Will you write out the data exactly, excluding every picture?

▶ _RECORDS SHOWN_
================================
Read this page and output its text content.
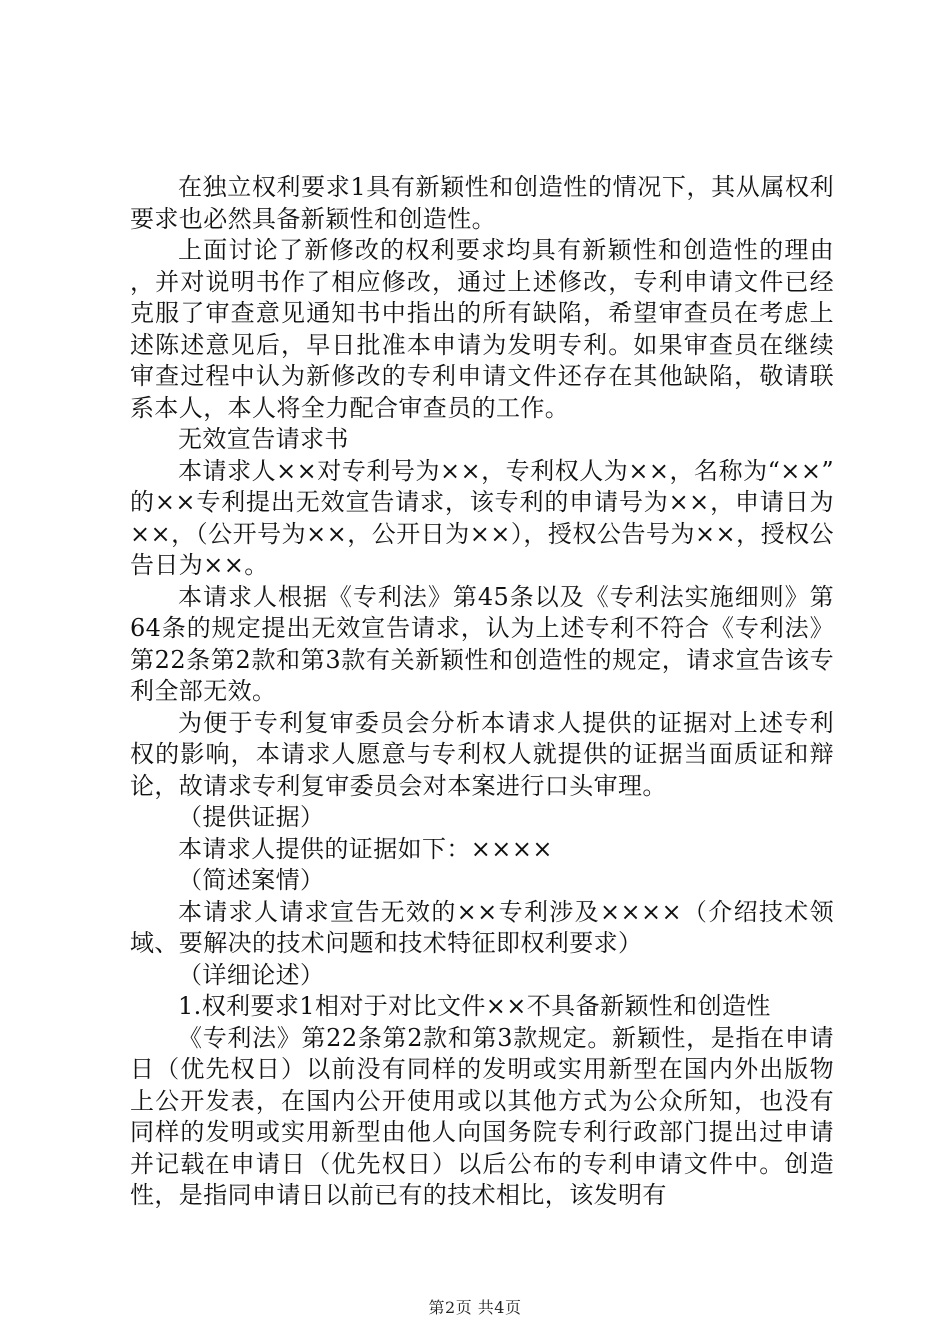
在独立权利要求1具有新颖性和创造性的情况下，其从属权利要求也必然具备新颖性和创造性。

上面讨论了新修改的权利要求均具有新颖性和创造性的理由，并对说明书作了相应修改，通过上述修改，专利申请文件已经克服了审查意见通知书中指出的所有缺陷，希望审查员在考虑上述陈述意见后，早日批准本申请为发明专利。如果审查员在继续审查过程中认为新修改的专利申请文件还存在其他缺陷，敬请联系本人，本人将全力配合审查员的工作。

无效宣告请求书

本请求人××对专利号为××，专利权人为××，名称为“××”的××专利提出无效宣告请求，该专利的申请号为××，申请日为××，（公开号为××，公开日为××），授权公告号为××，授权公告日为××。

本请求人根据《专利法》第45条以及《专利法实施细则》第64条的规定提出无效宣告请求，认为上述专利不符合《专利法》第22条第2款和第3款有关新颖性和创造性的规定，请求宣告该专利全部无效。

为便于专利复审委员会分析本请求人提供的证据对上述专利权的影响，本请求人愿意与专利权人就提供的证据当面质证和辩论，故请求专利复审委员会对本案进行口头审理。

（提供证据）

本请求人提供的证据如下：××××

（简述案情）

本请求人请求宣告无效的××专利涉及××××（介绍技术领域、要解决的技术问题和技术特征即权利要求）

（详细论述）

1.权利要求1相对于对比文件××不具备新颖性和创造性

《专利法》第22条第2款和第3款规定。新颖性，是指在申请日（优先权日）以前没有同样的发明或实用新型在国内外出版物上公开发表，在国内公开使用或以其他方式为公众所知，也没有同样的发明或实用新型由他人向国务院专利行政部门提出过申请并记载在申请日（优先权日）以后公布的专利申请文件中。创造性，是指同申请日以前已有的技术相比，该发明有

第2页 共4页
================================
▶ _SOLUTION TO THIS PROBLEM_
Read this page and output its text content.
在独立权利要求1具有新颖性和创造性的情况下，其从属权利要求也必然具备新颖性和创造性。

上面讨论了新修改的权利要求均具有新颖性和创造性的理由，并对说明书作了相应修改，通过上述修改，专利申请文件已经克服了审查意见通知书中指出的所有缺陷，希望审查员在考虑上述陈述意见后，早日批准本申请为发明专利。如果审查员在继续审查过程中认为新修改的专利申请文件还存在其他缺陷，敬请联系本人，本人将全力配合审查员的工作。

无效宣告请求书

本请求人××对专利号为××，专利权人为××，名称为“××”的××专利提出无效宣告请求，该专利的申请号为××，申请日为××，（公开号为××，公开日为××），授权公告号为××，授权公告日为××。

本请求人根据《专利法》第45条以及《专利法实施细则》第64条的规定提出无效宣告请求，认为上述专利不符合《专利法》第22条第2款和第3款有关新颖性和创造性的规定，请求宣告该专利全部无效。

为便于专利复审委员会分析本请求人提供的证据对上述专利权的影响，本请求人愿意与专利权人就提供的证据当面质证和辩论，故请求专利复审委员会对本案进行口头审理。

（提供证据）

本请求人提供的证据如下：××××

（简述案情）

本请求人请求宣告无效的××专利涉及××××（介绍技术领域、要解决的技术问题和技术特征即权利要求）

（详细论述）

1.权利要求1相对于对比文件××不具备新颖性和创造性

《专利法》第22条第2款和第3款规定。新颖性，是指在申请日（优先权日）以前没有同样的发明或实用新型在国内外出版物上公开发表，在国内公开使用或以其他方式为公众所知，也没有同样的发明或实用新型由他人向国务院专利行政部门提出过申请并记载在申请日（优先权日）以后公布的专利申请文件中。创造性，是指同申请日以前已有的技术相比，该发明有

第2页 共4页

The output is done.